--- Begin ---

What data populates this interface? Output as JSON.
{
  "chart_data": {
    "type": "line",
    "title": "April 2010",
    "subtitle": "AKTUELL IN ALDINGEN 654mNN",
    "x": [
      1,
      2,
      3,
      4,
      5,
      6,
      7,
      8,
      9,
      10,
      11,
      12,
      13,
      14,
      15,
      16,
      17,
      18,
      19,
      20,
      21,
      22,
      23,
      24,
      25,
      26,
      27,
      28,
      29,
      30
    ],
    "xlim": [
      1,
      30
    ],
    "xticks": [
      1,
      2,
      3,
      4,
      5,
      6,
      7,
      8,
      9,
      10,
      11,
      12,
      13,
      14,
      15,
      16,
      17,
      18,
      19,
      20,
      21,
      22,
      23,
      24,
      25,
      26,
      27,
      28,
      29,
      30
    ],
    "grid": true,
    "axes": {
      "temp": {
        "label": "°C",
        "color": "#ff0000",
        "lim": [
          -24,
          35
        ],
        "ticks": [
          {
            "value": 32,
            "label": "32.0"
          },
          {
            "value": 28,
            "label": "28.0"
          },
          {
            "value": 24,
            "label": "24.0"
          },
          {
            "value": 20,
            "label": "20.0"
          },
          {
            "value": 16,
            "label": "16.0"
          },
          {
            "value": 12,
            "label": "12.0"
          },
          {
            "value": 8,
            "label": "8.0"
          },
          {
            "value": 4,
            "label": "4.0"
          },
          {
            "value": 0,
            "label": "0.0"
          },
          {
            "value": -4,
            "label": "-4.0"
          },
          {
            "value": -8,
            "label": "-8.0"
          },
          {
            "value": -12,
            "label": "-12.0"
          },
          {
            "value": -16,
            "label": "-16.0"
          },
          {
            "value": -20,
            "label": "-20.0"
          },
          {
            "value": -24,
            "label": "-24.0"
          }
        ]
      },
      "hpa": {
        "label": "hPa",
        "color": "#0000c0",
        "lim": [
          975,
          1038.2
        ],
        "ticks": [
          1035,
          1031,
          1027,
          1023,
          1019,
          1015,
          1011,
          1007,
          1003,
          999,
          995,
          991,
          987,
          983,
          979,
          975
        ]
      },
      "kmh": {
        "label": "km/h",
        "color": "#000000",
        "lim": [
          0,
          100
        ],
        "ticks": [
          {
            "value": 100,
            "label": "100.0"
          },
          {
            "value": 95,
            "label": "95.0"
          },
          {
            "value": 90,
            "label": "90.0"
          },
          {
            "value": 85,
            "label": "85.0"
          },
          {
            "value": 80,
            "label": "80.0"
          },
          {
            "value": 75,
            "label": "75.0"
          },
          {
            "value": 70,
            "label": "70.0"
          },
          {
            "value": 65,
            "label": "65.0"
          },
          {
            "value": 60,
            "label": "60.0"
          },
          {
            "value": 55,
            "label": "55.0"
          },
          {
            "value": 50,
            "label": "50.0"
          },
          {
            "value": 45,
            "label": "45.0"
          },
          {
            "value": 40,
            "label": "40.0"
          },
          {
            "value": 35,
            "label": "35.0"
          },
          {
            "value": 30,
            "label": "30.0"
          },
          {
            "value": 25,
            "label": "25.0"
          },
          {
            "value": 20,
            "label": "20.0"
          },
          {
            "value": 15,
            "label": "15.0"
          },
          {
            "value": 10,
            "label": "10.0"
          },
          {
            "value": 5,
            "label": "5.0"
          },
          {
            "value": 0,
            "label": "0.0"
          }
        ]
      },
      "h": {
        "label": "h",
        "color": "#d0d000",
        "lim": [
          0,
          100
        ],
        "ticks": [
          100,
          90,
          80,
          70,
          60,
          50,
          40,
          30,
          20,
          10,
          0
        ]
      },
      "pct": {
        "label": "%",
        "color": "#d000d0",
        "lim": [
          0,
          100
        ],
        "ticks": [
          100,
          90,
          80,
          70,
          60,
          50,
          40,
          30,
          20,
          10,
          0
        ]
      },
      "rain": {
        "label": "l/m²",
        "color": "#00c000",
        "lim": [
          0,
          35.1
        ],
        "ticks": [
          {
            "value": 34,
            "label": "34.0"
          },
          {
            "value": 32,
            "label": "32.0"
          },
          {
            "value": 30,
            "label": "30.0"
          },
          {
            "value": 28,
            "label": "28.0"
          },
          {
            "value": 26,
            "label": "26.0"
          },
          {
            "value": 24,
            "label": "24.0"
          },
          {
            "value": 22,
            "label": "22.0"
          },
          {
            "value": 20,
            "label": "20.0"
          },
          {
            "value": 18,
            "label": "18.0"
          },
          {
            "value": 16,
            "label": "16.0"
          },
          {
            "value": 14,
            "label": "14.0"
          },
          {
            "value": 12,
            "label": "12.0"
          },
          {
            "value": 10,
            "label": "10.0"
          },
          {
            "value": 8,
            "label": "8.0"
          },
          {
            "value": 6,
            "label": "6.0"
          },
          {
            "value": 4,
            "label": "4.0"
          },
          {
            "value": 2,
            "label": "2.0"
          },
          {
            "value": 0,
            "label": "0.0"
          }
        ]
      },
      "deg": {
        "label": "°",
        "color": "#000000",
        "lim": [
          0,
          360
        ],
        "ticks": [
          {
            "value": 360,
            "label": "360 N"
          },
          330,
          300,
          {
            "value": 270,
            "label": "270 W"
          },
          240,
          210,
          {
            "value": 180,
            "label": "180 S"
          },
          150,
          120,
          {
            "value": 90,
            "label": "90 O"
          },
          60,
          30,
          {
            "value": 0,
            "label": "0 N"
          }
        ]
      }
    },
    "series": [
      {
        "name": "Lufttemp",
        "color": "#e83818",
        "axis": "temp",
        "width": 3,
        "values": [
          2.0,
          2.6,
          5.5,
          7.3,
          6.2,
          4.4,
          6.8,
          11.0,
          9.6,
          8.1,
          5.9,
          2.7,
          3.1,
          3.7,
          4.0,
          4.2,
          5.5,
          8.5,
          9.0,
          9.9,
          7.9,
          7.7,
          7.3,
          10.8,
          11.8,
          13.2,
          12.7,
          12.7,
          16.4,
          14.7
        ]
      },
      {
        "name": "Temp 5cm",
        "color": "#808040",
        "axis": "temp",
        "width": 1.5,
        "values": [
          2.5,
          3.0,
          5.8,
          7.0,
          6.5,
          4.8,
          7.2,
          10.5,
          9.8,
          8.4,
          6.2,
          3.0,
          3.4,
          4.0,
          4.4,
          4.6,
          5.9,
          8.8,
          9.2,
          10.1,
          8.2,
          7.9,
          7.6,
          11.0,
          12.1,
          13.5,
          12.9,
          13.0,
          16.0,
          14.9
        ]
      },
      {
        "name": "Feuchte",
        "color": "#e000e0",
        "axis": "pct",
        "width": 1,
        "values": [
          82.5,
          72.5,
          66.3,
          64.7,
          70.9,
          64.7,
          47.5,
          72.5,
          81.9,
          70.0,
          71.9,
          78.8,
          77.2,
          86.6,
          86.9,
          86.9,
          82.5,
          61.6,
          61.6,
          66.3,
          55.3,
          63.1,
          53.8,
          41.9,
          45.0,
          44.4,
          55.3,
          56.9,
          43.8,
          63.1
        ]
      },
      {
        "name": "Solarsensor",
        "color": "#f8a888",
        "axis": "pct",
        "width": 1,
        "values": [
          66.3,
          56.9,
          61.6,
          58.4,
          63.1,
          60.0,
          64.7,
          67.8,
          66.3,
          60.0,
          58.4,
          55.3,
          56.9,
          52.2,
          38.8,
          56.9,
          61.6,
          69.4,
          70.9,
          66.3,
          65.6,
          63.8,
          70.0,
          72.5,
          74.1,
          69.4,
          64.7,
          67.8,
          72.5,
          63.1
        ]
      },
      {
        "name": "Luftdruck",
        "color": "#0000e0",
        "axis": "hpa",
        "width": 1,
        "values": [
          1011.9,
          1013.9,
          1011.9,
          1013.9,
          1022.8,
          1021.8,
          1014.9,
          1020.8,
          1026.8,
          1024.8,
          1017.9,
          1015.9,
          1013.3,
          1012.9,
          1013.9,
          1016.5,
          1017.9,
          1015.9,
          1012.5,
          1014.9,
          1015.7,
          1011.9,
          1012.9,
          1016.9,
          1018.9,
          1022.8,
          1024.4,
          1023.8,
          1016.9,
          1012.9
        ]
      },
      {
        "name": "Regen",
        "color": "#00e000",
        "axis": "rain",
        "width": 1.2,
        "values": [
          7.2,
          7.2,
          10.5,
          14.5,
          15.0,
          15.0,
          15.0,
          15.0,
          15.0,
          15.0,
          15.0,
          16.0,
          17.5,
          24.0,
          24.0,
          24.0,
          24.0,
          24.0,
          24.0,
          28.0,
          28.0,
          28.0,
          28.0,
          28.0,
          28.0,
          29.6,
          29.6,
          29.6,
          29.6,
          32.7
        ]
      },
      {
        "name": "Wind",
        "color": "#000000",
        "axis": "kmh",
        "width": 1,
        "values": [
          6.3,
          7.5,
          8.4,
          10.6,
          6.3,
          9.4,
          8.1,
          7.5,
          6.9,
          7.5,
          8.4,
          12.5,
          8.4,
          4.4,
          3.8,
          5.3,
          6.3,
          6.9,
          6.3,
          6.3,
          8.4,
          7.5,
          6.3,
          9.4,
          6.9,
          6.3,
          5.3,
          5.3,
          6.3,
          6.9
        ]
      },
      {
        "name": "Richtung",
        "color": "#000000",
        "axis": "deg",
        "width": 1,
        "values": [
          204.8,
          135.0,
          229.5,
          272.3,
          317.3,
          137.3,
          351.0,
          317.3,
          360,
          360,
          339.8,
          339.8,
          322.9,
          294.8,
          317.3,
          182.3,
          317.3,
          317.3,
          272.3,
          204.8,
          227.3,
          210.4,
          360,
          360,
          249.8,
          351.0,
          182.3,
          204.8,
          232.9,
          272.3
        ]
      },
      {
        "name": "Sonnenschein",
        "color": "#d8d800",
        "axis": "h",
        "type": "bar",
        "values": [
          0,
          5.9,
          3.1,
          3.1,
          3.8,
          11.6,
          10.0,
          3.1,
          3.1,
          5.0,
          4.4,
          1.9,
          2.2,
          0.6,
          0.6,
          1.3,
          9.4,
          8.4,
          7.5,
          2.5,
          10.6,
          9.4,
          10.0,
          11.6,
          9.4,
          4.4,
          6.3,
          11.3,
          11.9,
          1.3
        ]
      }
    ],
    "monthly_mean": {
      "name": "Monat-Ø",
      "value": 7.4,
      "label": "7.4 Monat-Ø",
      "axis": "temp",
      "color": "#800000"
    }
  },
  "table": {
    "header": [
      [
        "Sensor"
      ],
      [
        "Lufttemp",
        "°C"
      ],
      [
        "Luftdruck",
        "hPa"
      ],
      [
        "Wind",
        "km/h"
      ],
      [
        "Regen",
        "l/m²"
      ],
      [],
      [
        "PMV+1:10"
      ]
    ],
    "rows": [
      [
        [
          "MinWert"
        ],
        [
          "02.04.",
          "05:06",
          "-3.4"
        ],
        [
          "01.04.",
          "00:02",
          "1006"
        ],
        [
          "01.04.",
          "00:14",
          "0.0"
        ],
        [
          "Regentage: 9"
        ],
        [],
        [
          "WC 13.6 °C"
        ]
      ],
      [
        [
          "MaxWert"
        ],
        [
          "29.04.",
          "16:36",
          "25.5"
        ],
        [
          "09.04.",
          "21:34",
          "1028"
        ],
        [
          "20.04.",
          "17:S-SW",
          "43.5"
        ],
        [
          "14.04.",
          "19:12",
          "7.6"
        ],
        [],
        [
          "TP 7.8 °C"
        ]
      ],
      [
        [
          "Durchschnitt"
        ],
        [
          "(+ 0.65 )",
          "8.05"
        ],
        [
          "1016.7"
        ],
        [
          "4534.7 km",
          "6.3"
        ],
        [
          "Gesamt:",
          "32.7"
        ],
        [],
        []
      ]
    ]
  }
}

--- End ---

What is being asked
Show every line in the records above that contains the word "axis".

Full answer
        "axis": "temp",
        "axis": "temp",
        "axis": "pct",
        "axis": "pct",
        "axis": "hpa",
        "axis": "rain",
        "axis": "kmh",
        "axis": "deg",
        "axis": "h",
      "axis": "temp",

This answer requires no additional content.